** begin **

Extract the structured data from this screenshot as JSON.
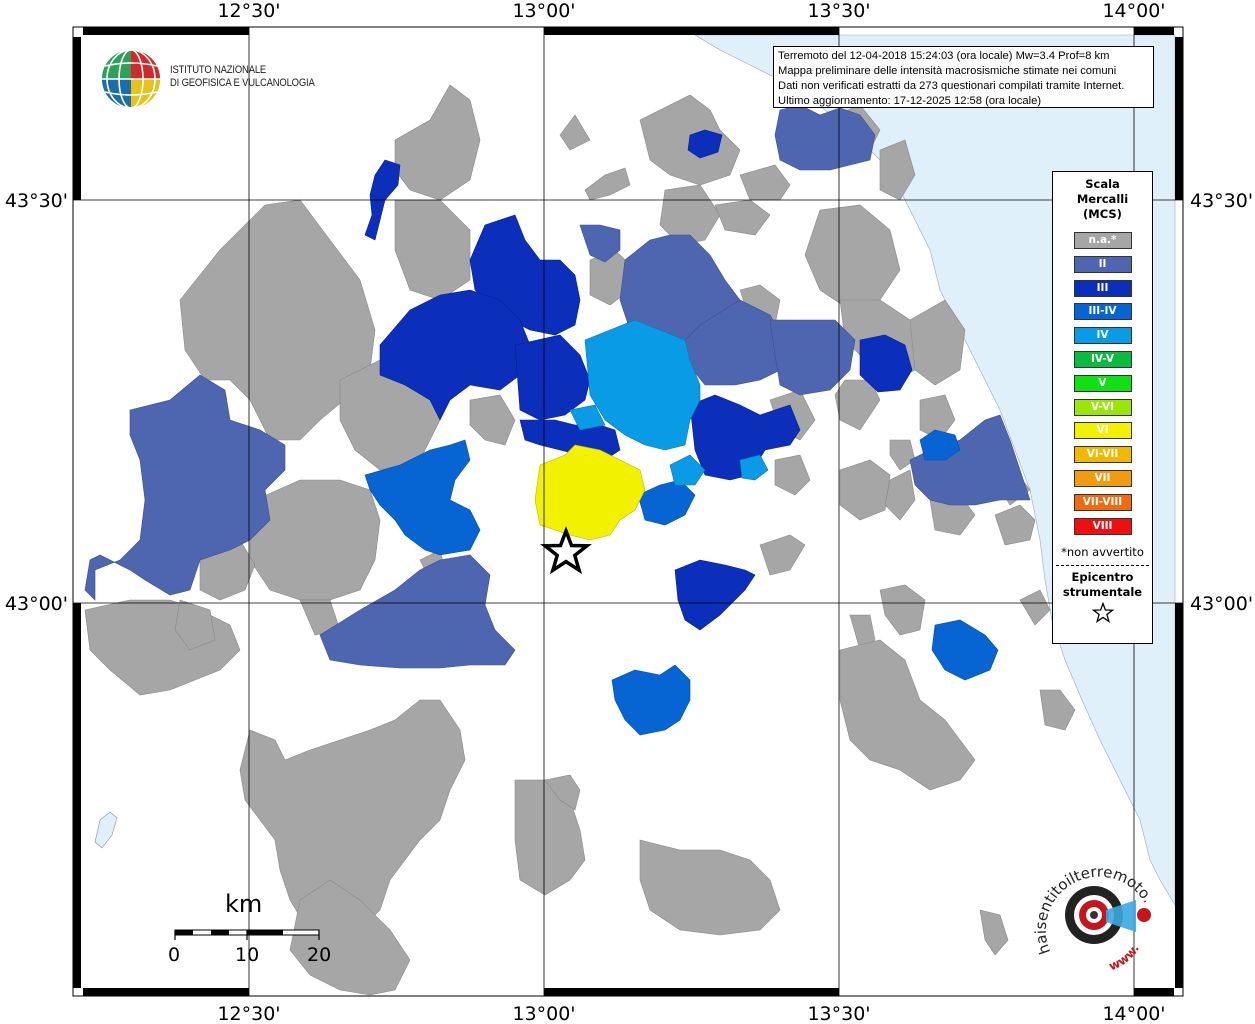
{
  "coords": {
    "lon_labels": [
      "12°30'",
      "13°00'",
      "13°30'",
      "14°00'"
    ],
    "lat_labels": [
      "43°30'",
      "43°00'"
    ]
  },
  "info": {
    "line1": "Terremoto del 12-04-2018 15:24:03 (ora locale) Mw=3.4 Prof=8 km",
    "line2": "Mappa preliminare delle intensità macrosismiche stimate nei comuni",
    "line3": "Dati non verificati estratti da 273 questionari compilati tramite Internet.",
    "line4": "Ultimo aggiornamento: 17-12-2025 12:58 (ora locale)"
  },
  "legend": {
    "title_line1": "Scala",
    "title_line2": "Mercalli",
    "title_line3": "(MCS)",
    "items": [
      {
        "label": "n.a.*",
        "color": "#a6a6a6"
      },
      {
        "label": "II",
        "color": "#4e66b0"
      },
      {
        "label": "III",
        "color": "#0b2fbb"
      },
      {
        "label": "III-IV",
        "color": "#0665d3"
      },
      {
        "label": "IV",
        "color": "#0a9be6"
      },
      {
        "label": "IV-V",
        "color": "#0bbb40"
      },
      {
        "label": "V",
        "color": "#10e015"
      },
      {
        "label": "V-VI",
        "color": "#9be60a"
      },
      {
        "label": "VI",
        "color": "#f2f200"
      },
      {
        "label": "VI-VII",
        "color": "#f2b800"
      },
      {
        "label": "VII",
        "color": "#f29a10"
      },
      {
        "label": "VII-VIII",
        "color": "#f26a10"
      },
      {
        "label": "VIII",
        "color": "#ee0f10"
      }
    ],
    "note": "*non avvertito",
    "epicenter_line1": "Epicentro",
    "epicenter_line2": "strumentale"
  },
  "logo": {
    "line1": "ISTITUTO NAZIONALE",
    "line2": "DI GEOFISICA E VULCANOLOGIA"
  },
  "scalebar": {
    "unit": "km",
    "ticks": [
      "0",
      "10",
      "20"
    ]
  },
  "hs_logo": {
    "text_top": "haisentitoilterremoto",
    "text_top_suffix": ".it",
    "text_bottom": "www."
  },
  "colors": {
    "sea": "#dff0fb",
    "na": "#a6a6a6",
    "ii": "#4e66b0",
    "iii": "#0b2fbb",
    "iii_iv": "#0665d3",
    "iv": "#0a9be6",
    "vi": "#f2f200"
  }
}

** end **

Given exercise: Please write out all of the material above without changing a word, and omit any pictures.

Result of this exercise:
Extract the structured data from this screenshot as JSON.
{
  "coords": {
    "lon_labels": [
      "12°30'",
      "13°00'",
      "13°30'",
      "14°00'"
    ],
    "lat_labels": [
      "43°30'",
      "43°00'"
    ]
  },
  "info": {
    "line1": "Terremoto del 12-04-2018 15:24:03 (ora locale) Mw=3.4 Prof=8 km",
    "line2": "Mappa preliminare delle intensità macrosismiche stimate nei comuni",
    "line3": "Dati non verificati estratti da 273 questionari compilati tramite Internet.",
    "line4": "Ultimo aggiornamento: 17-12-2025 12:58 (ora locale)"
  },
  "legend": {
    "title_line1": "Scala",
    "title_line2": "Mercalli",
    "title_line3": "(MCS)",
    "items": [
      {
        "label": "n.a.*",
        "color": "#a6a6a6"
      },
      {
        "label": "II",
        "color": "#4e66b0"
      },
      {
        "label": "III",
        "color": "#0b2fbb"
      },
      {
        "label": "III-IV",
        "color": "#0665d3"
      },
      {
        "label": "IV",
        "color": "#0a9be6"
      },
      {
        "label": "IV-V",
        "color": "#0bbb40"
      },
      {
        "label": "V",
        "color": "#10e015"
      },
      {
        "label": "V-VI",
        "color": "#9be60a"
      },
      {
        "label": "VI",
        "color": "#f2f200"
      },
      {
        "label": "VI-VII",
        "color": "#f2b800"
      },
      {
        "label": "VII",
        "color": "#f29a10"
      },
      {
        "label": "VII-VIII",
        "color": "#f26a10"
      },
      {
        "label": "VIII",
        "color": "#ee0f10"
      }
    ],
    "note": "*non avvertito",
    "epicenter_line1": "Epicentro",
    "epicenter_line2": "strumentale"
  },
  "logo": {
    "line1": "ISTITUTO NAZIONALE",
    "line2": "DI GEOFISICA E VULCANOLOGIA"
  },
  "scalebar": {
    "unit": "km",
    "ticks": [
      "0",
      "10",
      "20"
    ]
  },
  "hs_logo": {
    "text_top": "haisentitoilterremoto",
    "text_top_suffix": ".it",
    "text_bottom": "www."
  },
  "colors": {
    "sea": "#dff0fb",
    "na": "#a6a6a6",
    "ii": "#4e66b0",
    "iii": "#0b2fbb",
    "iii_iv": "#0665d3",
    "iv": "#0a9be6",
    "vi": "#f2f200"
  }
}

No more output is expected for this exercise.